/---

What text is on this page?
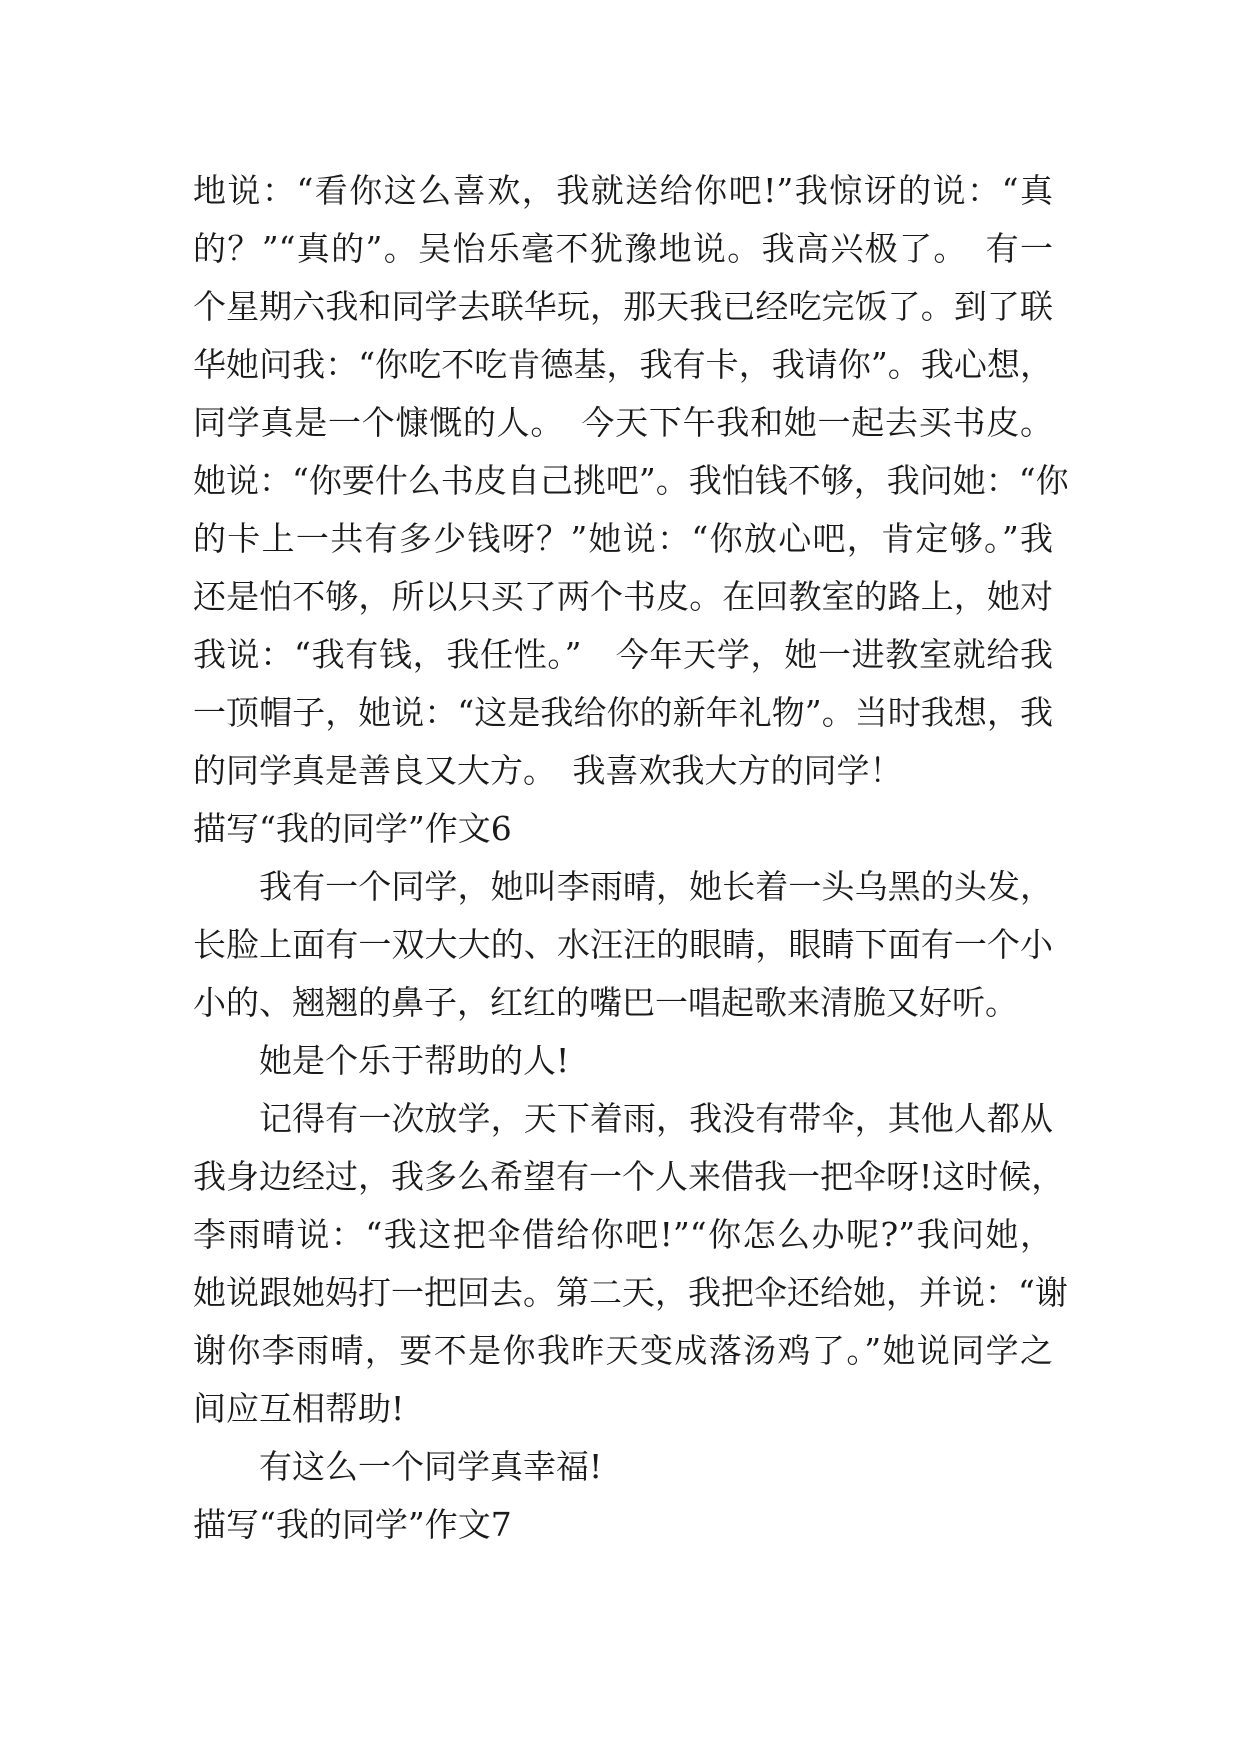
地说：“看你这么喜欢，我就送给你吧!”我惊讶的说：“真
的？”“真的”。吴怡乐毫不犹豫地说。我高兴极了。　有一
个星期六我和同学去联华玩，那天我已经吃完饭了。到了联
华她问我：“你吃不吃肯德基，我有卡，我请你”。我心想，
同学真是一个慷慨的人。　今天下午我和她一起去买书皮。
她说：“你要什么书皮自己挑吧”。我怕钱不够，我问她：“你
的卡上一共有多少钱呀？”她说：“你放心吧，肯定够。”我
还是怕不够，所以只买了两个书皮。在回教室的路上，她对
我说：“我有钱，我任性。”　今年天学，她一进教室就给我
一顶帽子，她说：“这是我给你的新年礼物”。当时我想，我
的同学真是善良又大方。　我喜欢我大方的同学！
描写“我的同学”作文6
我有一个同学，她叫李雨晴，她长着一头乌黑的头发，
长脸上面有一双大大的、水汪汪的眼睛，眼睛下面有一个小
小的、翘翘的鼻子，红红的嘴巴一唱起歌来清脆又好听。
她是个乐于帮助的人!
记得有一次放学，天下着雨，我没有带伞，其他人都从
我身边经过，我多么希望有一个人来借我一把伞呀!这时候，
李雨晴说：“我这把伞借给你吧!”“你怎么办呢?”我问她，
她说跟她妈打一把回去。第二天，我把伞还给她，并说：“谢
谢你李雨晴，要不是你我昨天变成落汤鸡了。”她说同学之
间应互相帮助!
有这么一个同学真幸福!
描写“我的同学”作文7
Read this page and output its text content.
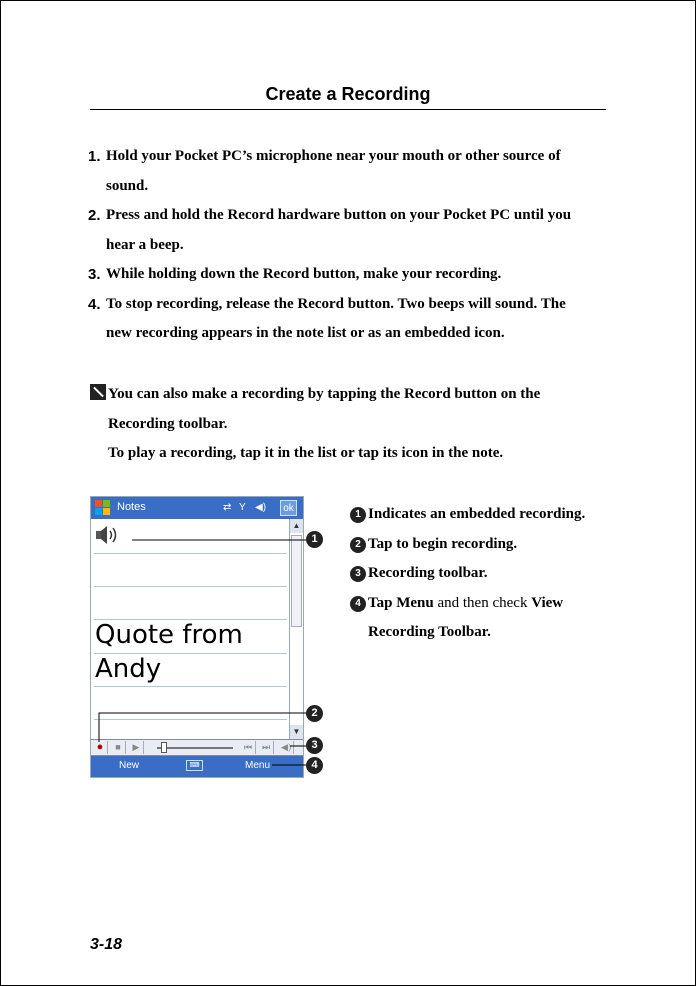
Create a Recording
1. Hold your Pocket PC’s microphone near your mouth or other source of
sound.
2. Press and hold the Record hardware button on your Pocket PC until you
hear a beep.
3. While holding down the Record button, make your recording.
4. To stop recording, release the Record button. Two beeps will sound. The
new recording appears in the note list or as an embedded icon.
You can also make a recording by tapping the Record button on the
Recording toolbar.
To play a recording, tap it in the list or tap its icon in the note.
Notes	⇄ Y ◀)	ok
Quote from
Andy
▲
▼
●	■	▶	⏮	⏭	◀)
New	⌨	Menu
1
2
3
4
1 Indicates an embedded recording.
2 Tap to begin recording.
3 Recording toolbar.
4 Tap Menu and then check View
Recording Toolbar.
3-18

\---

Challenge: Write out the data precisely as given, excluding the pictures.

Output of the exercise:
What text is on this page?
地说：“看你这么喜欢，我就送给你吧!”我惊讶的说：“真
的？”“真的”。吴怡乐毫不犹豫地说。我高兴极了。　有一
个星期六我和同学去联华玩，那天我已经吃完饭了。到了联
华她问我：“你吃不吃肯德基，我有卡，我请你”。我心想，
同学真是一个慷慨的人。　今天下午我和她一起去买书皮。
她说：“你要什么书皮自己挑吧”。我怕钱不够，我问她：“你
的卡上一共有多少钱呀？”她说：“你放心吧，肯定够。”我
还是怕不够，所以只买了两个书皮。在回教室的路上，她对
我说：“我有钱，我任性。”　今年天学，她一进教室就给我
一顶帽子，她说：“这是我给你的新年礼物”。当时我想，我
的同学真是善良又大方。　我喜欢我大方的同学！
描写“我的同学”作文6
我有一个同学，她叫李雨晴，她长着一头乌黑的头发，
长脸上面有一双大大的、水汪汪的眼睛，眼睛下面有一个小
小的、翘翘的鼻子，红红的嘴巴一唱起歌来清脆又好听。
她是个乐于帮助的人!
记得有一次放学，天下着雨，我没有带伞，其他人都从
我身边经过，我多么希望有一个人来借我一把伞呀!这时候，
李雨晴说：“我这把伞借给你吧!”“你怎么办呢?”我问她，
她说跟她妈打一把回去。第二天，我把伞还给她，并说：“谢
谢你李雨晴，要不是你我昨天变成落汤鸡了。”她说同学之
间应互相帮助!
有这么一个同学真幸福!
描写“我的同学”作文7
Read this page and output its text content.
Create a Recording
1. Hold your Pocket PC’s microphone near your mouth or other source of
sound.
2. Press and hold the Record hardware button on your Pocket PC until you
hear a beep.
3. While holding down the Record button, make your recording.
4. To stop recording, release the Record button. Two beeps will sound. The
new recording appears in the note list or as an embedded icon.
You can also make a recording by tapping the Record button on the
Recording toolbar.
To play a recording, tap it in the list or tap its icon in the note.
Notes	⇄ Y ◀)	ok
Quote from
Andy
▲
▼
●	■	▶	⏮	⏭	◀)
New	⌨	Menu
1
2
3
4
1 Indicates an embedded recording.
2 Tap to begin recording.
3 Recording toolbar.
4 Tap Menu and then check View
Recording Toolbar.
3-18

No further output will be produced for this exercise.